:: MATERIAL FOR THIS EXERCISE ::

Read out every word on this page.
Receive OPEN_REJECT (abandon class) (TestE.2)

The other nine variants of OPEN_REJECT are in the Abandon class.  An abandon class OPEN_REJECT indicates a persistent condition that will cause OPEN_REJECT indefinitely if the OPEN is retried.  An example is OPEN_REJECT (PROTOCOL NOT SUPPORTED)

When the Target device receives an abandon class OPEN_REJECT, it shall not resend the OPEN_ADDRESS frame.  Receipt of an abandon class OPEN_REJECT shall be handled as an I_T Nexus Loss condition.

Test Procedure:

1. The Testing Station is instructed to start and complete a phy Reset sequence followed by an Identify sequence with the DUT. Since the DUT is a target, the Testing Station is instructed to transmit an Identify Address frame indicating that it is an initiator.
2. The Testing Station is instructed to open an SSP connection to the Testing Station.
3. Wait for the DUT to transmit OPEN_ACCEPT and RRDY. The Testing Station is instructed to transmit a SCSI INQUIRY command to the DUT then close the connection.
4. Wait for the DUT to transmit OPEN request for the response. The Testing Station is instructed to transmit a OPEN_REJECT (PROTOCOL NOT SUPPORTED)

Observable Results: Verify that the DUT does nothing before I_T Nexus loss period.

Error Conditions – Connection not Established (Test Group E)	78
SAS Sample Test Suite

:::

• [YOUR TASK] Copy each line of the listing in which the word "Testing" can be found.

• [RESULT OF THIS EXERCISE]
1. The Testing Station is instructed to start and complete a phy Reset sequence followed by an Identify sequence with the DUT. Since the DUT is a target, the Testing Station is instructed to transmit an Identify Address frame indicating that it is an initiator.
2. The Testing Station is instructed to open an SSP connection to the Testing Station.
3. Wait for the DUT to transmit OPEN_ACCEPT and RRDY. The Testing Station is instructed to transmit a SCSI INQUIRY command to the DUT then close the connection.
4. Wait for the DUT to transmit OPEN request for the response. The Testing Station is instructed to transmit a OPEN_REJECT (PROTOCOL NOT SUPPORTED)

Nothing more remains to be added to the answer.